MetaPro AR glasses pack Iron Man tech into Aviator style

Wearables startup Meta has revealed its latest headset, the MetaPro, a consumer version of its Meta 1 developer device that amps up Google Glass by overlaying full digital graphics over the real world. Expected to ship in June 2014, for the not-inconsiderable price of $3,000, the MetaPro glasses look far less geeky than their dev-focused predecessors but still manage to fit two 720p HD lenses with 40-degree field of vision. That, Meta says, is 15x the screen area that Glass delivers.

The headset can either be used to spread a broad virtual workspace across the full field of vision, or by combining the visuals from both eyes into a stereoscopic 3D picture instead. Also inside is a pair of RGB cameras and a 3D time-of-flight depth sensor for tracking hands and other movement in front of the wearer, together with an accelerometer, gyroscope, and digital compass for nine-axis tracking.

Where the Meta 1 dev-kit needed to be plugged into your own choice of laptop or computer, MetaPro will come with a portable – and powerful – brain of its own. A compact box will have an Intel Core i5 processor paired with 4GB of RAM and a 128GB SSD, along with WiFi 802.11n, Bluetooth 4.0, and USB.

Supplied data

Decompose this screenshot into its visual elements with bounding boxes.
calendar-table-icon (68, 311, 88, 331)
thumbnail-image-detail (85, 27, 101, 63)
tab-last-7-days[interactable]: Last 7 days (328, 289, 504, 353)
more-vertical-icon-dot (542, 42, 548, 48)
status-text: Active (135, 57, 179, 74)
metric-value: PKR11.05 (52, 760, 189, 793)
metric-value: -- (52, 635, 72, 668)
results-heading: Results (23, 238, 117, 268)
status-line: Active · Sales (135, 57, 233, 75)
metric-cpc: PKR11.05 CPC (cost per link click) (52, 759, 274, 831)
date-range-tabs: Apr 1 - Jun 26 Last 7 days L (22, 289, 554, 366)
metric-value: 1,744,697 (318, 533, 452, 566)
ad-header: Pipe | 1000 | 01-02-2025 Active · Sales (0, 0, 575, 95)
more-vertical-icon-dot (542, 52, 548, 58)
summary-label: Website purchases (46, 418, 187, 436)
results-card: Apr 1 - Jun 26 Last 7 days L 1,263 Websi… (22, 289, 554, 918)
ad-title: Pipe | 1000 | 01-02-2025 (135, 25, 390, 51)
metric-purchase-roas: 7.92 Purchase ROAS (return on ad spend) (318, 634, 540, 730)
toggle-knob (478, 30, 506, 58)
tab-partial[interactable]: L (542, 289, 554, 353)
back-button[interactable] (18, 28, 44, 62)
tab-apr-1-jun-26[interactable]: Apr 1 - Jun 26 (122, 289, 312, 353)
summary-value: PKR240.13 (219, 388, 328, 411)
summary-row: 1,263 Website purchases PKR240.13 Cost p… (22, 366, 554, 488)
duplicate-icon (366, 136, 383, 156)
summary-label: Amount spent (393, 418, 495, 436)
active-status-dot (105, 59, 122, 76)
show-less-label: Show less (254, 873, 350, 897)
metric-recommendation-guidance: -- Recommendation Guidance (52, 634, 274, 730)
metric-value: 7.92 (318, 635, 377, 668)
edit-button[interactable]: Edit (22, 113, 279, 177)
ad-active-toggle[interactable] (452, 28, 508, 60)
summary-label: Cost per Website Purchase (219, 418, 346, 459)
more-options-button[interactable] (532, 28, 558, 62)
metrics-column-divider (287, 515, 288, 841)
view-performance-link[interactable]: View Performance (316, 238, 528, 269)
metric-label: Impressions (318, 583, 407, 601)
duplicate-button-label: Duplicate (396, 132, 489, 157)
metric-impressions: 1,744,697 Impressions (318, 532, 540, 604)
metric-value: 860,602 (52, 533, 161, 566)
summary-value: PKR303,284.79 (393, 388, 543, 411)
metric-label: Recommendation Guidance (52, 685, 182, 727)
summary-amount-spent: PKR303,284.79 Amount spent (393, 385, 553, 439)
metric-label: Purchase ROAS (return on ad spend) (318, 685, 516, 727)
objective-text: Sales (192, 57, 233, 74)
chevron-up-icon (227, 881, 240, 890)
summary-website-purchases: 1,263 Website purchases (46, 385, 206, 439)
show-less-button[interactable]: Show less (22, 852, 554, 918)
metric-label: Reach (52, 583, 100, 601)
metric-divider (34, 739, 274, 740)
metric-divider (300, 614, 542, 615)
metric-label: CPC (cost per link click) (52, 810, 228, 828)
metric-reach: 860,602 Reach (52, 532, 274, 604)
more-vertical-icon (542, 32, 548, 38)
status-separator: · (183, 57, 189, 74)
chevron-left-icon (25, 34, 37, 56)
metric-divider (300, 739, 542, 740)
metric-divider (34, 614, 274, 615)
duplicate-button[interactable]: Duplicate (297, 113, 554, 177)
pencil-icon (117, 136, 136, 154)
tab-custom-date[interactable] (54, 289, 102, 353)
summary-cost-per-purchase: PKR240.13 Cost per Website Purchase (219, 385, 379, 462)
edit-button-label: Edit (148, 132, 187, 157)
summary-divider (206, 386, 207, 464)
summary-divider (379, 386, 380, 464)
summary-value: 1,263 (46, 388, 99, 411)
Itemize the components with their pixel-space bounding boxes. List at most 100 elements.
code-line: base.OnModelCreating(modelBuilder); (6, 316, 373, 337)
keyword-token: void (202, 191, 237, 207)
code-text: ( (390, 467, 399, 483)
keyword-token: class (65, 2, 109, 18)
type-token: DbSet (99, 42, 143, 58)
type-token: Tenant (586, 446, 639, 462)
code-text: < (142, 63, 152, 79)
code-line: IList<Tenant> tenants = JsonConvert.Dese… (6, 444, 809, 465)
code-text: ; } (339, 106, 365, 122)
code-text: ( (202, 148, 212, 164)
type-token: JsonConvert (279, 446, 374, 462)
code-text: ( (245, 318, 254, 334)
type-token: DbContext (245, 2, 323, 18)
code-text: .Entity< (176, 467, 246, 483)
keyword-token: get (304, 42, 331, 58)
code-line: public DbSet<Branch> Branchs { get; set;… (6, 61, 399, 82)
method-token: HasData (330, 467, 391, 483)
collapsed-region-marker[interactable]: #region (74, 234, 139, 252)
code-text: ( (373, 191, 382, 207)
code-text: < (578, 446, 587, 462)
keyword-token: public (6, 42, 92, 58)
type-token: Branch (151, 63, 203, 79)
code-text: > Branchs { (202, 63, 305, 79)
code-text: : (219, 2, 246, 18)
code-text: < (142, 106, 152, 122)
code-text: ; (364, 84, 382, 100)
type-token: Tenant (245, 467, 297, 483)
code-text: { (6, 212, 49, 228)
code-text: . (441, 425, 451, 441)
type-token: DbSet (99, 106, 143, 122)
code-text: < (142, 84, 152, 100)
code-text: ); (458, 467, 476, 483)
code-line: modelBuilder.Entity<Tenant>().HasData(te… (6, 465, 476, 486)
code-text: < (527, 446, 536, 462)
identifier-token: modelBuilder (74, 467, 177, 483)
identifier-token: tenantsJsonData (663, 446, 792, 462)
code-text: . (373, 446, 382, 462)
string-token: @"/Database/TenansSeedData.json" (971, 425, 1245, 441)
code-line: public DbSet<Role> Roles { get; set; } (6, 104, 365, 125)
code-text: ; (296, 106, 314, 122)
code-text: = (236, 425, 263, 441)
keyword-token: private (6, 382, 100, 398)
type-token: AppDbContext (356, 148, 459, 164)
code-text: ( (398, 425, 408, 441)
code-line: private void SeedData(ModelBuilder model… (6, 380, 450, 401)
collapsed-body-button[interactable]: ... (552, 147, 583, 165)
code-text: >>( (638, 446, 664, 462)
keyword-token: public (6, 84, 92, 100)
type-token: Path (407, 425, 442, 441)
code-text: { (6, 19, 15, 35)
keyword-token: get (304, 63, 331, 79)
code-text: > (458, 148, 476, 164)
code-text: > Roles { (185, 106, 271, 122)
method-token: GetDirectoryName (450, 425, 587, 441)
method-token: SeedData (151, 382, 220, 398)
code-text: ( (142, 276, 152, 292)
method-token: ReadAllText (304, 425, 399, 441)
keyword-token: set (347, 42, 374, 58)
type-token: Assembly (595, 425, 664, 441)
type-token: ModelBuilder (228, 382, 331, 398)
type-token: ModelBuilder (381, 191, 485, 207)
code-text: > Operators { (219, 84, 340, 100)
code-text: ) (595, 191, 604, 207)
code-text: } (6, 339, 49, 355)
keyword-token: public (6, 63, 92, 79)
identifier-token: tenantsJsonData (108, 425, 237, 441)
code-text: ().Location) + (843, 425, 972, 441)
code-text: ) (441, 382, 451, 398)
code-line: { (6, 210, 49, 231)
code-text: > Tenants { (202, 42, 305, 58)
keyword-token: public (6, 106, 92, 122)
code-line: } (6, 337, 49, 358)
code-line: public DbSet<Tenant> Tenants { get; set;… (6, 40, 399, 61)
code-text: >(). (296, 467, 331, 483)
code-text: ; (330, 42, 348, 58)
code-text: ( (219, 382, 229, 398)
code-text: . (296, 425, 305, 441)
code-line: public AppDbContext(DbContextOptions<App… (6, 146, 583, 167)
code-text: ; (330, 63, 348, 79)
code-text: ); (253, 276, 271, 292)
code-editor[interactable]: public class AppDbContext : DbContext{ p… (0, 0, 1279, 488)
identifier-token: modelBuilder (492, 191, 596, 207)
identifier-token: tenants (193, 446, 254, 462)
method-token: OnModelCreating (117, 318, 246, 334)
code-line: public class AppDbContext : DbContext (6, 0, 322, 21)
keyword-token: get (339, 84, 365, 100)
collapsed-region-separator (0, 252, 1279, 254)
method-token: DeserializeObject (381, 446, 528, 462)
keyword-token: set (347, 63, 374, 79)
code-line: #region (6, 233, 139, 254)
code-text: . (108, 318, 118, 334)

Problem to work on
Return the full MetaPro AR glasses article word for word.

Written answer
MetaPro AR glasses pack Iron Man tech into Aviator style

Wearables startup Meta has revealed its latest headset, the MetaPro, a consumer version of its Meta 1 developer device that amps up Google Glass by overlaying full digital graphics over the real world. Expected to ship in June 2014, for the not-inconsiderable price of $3,000, the MetaPro glasses look far less geeky than their dev-focused predecessors but still manage to fit two 720p HD lenses with 40-degree field of vision. That, Meta says, is 15x the screen area that Glass delivers.

The headset can either be used to spread a broad virtual workspace across the full field of vision, or by combining the visuals from both eyes into a stereoscopic 3D picture instead. Also inside is a pair of RGB cameras and a 3D time-of-flight depth sensor for tracking hands and other movement in front of the wearer, together with an accelerometer, gyroscope, and digital compass for nine-axis tracking.

Where the Meta 1 dev-kit needed to be plugged into your own choice of laptop or computer, MetaPro will come with a portable – and powerful – brain of its own. A compact box will have an Intel Core i5 processor paired with 4GB of RAM and a 128GB SSD, along with WiFi 802.11n, Bluetooth 4.0, and USB.